### Your goal
Find all the lines with "stále" and gather them.

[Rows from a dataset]
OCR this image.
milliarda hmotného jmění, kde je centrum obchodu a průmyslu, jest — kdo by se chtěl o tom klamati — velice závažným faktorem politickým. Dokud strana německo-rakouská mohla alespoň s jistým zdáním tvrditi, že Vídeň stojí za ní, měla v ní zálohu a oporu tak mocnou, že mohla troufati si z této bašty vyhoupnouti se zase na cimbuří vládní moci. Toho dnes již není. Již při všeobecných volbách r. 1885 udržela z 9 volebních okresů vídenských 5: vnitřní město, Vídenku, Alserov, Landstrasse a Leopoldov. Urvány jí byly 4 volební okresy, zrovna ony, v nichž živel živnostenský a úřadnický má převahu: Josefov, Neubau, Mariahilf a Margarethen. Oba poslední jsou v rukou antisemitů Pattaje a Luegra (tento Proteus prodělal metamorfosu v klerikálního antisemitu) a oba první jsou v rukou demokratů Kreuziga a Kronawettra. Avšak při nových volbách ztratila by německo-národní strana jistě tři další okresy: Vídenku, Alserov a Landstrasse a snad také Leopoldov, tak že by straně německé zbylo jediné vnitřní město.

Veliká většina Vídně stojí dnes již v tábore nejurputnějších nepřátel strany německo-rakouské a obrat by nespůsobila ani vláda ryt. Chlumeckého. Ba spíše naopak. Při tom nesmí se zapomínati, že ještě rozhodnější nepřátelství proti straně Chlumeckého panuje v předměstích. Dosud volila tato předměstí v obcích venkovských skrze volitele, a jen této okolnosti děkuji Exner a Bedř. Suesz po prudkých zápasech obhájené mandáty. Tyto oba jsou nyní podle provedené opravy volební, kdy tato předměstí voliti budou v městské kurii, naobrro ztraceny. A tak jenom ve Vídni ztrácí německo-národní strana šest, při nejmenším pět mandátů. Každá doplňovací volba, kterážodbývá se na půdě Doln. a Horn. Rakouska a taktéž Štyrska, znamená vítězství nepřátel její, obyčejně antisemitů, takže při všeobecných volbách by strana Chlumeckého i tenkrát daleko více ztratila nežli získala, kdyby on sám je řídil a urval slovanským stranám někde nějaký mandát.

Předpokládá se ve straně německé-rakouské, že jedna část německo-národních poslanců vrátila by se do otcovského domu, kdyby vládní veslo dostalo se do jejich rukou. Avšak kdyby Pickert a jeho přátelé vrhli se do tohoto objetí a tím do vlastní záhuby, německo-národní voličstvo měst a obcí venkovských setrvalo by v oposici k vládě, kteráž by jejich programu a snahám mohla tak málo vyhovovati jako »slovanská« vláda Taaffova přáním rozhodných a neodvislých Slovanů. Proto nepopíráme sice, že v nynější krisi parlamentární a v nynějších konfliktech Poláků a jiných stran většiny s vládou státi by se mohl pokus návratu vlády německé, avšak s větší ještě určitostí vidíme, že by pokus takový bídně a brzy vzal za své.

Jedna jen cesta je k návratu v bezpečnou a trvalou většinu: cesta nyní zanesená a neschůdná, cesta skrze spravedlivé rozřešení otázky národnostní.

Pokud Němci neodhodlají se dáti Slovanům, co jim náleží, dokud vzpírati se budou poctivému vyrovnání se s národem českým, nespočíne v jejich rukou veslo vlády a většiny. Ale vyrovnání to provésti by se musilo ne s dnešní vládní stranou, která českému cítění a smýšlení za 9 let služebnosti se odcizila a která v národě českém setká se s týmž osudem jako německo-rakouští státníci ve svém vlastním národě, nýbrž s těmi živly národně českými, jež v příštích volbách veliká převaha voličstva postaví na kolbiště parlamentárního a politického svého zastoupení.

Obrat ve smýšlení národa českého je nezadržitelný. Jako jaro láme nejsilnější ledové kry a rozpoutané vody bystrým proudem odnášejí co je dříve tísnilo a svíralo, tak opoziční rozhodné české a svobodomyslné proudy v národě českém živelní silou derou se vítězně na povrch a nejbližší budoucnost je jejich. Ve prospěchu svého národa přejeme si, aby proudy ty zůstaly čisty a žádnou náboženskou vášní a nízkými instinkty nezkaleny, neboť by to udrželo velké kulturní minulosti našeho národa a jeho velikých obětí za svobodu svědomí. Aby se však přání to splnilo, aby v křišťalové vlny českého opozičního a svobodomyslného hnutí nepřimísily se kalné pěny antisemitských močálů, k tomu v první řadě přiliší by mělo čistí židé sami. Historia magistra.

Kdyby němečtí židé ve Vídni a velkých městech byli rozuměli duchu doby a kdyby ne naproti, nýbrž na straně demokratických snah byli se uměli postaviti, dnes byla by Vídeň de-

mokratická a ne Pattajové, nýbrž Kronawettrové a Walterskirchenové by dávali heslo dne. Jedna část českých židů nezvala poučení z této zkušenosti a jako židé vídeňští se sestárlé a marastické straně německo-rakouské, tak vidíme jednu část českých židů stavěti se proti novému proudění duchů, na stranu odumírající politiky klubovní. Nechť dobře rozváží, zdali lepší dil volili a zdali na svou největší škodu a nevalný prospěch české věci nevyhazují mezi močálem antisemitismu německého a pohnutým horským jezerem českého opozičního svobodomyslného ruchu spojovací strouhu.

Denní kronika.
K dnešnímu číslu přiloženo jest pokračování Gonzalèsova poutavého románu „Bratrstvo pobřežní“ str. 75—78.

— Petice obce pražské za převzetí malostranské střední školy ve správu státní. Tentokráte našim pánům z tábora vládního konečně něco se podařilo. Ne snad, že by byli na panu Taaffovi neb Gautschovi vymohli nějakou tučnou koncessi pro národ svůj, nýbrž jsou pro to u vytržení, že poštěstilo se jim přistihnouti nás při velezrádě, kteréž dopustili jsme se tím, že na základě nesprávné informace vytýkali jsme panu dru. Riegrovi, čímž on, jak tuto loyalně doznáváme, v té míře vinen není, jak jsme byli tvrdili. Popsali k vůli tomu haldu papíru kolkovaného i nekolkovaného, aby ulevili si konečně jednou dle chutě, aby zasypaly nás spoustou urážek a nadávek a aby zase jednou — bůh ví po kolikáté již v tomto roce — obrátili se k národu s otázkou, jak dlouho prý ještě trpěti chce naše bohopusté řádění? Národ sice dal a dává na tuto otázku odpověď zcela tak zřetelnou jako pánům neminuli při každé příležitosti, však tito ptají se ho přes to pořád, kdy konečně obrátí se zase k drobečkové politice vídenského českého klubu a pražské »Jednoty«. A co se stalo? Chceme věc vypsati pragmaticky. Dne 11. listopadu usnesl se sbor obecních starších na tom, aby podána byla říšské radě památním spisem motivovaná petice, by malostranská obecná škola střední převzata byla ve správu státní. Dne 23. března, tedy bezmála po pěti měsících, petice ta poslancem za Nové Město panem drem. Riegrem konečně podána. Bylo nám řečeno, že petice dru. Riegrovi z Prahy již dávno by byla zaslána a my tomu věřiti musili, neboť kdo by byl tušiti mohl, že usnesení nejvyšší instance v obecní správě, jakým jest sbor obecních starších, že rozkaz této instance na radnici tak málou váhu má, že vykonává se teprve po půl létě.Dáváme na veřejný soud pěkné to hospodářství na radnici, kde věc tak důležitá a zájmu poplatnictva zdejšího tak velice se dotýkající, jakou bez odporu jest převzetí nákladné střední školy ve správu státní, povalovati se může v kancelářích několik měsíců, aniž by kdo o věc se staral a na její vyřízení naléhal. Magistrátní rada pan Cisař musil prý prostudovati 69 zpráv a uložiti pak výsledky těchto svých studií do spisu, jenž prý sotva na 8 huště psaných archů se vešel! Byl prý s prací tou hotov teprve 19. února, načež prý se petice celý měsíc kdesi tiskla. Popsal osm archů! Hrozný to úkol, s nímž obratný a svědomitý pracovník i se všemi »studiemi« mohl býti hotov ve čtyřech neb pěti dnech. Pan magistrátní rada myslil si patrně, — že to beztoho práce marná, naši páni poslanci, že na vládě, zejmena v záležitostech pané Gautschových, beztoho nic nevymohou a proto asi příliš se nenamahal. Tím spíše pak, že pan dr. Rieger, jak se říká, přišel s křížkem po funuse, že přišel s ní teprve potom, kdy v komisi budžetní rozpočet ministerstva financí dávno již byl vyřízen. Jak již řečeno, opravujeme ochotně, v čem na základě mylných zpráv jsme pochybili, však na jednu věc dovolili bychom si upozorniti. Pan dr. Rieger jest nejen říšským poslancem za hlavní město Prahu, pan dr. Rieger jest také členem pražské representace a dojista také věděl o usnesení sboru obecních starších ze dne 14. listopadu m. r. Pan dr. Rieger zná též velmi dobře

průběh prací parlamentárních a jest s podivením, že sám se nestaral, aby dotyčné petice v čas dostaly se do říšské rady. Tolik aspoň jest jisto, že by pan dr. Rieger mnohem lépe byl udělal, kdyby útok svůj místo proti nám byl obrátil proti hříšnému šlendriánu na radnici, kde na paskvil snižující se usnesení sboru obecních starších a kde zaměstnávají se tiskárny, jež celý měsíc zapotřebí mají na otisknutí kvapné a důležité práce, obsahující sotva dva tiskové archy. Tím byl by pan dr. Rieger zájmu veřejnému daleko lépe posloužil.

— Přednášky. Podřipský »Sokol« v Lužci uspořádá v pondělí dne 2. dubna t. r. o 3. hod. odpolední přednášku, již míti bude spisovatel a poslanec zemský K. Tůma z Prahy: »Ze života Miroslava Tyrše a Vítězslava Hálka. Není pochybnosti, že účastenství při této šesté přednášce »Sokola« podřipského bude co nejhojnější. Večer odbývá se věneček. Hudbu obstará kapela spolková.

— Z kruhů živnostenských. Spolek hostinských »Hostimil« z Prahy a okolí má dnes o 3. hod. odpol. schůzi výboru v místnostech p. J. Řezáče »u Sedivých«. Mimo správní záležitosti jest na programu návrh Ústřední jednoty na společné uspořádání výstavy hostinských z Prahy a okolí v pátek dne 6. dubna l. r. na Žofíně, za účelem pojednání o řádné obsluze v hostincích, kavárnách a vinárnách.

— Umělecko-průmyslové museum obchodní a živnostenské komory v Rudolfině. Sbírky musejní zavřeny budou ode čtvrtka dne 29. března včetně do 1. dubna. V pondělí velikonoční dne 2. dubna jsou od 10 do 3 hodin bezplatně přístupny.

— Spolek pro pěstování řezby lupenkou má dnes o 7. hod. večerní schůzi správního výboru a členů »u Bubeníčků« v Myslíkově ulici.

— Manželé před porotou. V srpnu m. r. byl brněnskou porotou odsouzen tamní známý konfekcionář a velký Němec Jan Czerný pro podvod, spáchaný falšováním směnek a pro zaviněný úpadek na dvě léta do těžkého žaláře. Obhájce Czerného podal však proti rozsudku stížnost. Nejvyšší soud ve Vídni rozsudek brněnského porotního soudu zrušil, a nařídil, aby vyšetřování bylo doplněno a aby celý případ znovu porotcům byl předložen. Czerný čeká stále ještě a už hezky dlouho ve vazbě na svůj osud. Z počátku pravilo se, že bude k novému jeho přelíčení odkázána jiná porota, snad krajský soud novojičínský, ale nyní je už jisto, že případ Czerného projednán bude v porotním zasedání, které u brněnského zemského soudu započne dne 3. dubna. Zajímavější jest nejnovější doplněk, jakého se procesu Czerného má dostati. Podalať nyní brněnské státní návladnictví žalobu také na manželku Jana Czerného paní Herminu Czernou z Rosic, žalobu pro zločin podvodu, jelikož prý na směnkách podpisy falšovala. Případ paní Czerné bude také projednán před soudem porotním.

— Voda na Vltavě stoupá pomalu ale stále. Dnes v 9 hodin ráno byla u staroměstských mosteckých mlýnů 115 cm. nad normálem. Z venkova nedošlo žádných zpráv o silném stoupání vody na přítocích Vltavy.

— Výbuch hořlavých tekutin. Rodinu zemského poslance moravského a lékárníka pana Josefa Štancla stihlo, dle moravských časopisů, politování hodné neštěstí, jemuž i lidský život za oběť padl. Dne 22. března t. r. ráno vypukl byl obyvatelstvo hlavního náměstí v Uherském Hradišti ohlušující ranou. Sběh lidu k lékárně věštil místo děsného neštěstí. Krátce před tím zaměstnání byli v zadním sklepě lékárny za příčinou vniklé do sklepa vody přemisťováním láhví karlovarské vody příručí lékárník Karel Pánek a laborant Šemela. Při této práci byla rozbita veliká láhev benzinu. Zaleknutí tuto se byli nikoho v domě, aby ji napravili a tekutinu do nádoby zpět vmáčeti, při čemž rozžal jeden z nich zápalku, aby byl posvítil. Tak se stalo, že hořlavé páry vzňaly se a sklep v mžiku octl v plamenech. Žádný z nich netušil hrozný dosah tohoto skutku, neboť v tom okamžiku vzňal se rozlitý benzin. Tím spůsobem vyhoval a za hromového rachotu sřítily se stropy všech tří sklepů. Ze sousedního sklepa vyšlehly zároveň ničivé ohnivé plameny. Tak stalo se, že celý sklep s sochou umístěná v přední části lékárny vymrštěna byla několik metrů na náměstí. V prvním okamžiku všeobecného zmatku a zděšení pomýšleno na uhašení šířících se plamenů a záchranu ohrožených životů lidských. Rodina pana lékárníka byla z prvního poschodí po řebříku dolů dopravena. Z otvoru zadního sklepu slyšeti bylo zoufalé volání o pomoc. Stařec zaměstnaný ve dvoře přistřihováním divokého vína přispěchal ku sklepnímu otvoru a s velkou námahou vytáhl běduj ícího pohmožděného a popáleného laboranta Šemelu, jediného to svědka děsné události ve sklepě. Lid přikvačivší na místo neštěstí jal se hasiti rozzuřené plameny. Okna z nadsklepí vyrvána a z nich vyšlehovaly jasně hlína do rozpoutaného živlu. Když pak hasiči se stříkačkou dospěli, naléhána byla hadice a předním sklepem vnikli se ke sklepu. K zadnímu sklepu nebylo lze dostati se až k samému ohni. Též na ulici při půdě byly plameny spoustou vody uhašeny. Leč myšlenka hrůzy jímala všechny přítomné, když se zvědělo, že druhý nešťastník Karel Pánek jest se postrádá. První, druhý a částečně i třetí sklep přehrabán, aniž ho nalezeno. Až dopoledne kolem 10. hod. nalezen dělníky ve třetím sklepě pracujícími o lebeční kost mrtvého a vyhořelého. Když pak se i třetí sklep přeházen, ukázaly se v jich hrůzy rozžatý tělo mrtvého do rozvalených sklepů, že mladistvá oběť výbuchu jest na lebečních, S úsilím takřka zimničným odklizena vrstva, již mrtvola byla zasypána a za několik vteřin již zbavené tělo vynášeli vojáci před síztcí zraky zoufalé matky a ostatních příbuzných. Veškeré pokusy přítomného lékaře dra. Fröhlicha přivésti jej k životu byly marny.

### Exercise response
— Manželé před porotou. V srpnu m. r. byl brněnskou porotou odsouzen tamní známý konfekcionář a velký Němec Jan Czerný pro podvod, spáchaný falšováním směnek a pro zaviněný úpadek na dvě léta do těžkého žaláře. Obhájce Czerného podal však proti rozsudku stížnost. Nejvyšší soud ve Vídni rozsudek brněnského porotního soudu zrušil, a nařídil, aby vyšetřování bylo doplněno a aby celý případ znovu porotcům byl předložen. Czerný čeká stále ještě a už hezky dlouho ve vazbě na svůj osud. Z počátku pravilo se, že bude k novému jeho přelíčení odkázána jiná porota, snad krajský soud novojičínský, ale nyní je už jisto, že případ Czerného projednán bude v porotním zasedání, které u brněnského zemského soudu započne dne 3. dubna. Zajímavější jest nejnovější doplněk, jakého se procesu Czerného má dostati. Podalať nyní brněnské státní návladnictví žalobu také na manželku Jana Czerného paní Herminu Czernou z Rosic, žalobu pro zločin podvodu, jelikož prý na směnkách podpisy falšovala. Případ paní Czerné bude také projednán před soudem porotním.
— Voda na Vltavě stoupá pomalu ale stále. Dnes v 9 hodin ráno byla u staroměstských mosteckých mlýnů 115 cm. nad normálem. Z venkova nedošlo žádných zpráv o silném stoupání vody na přítocích Vltavy.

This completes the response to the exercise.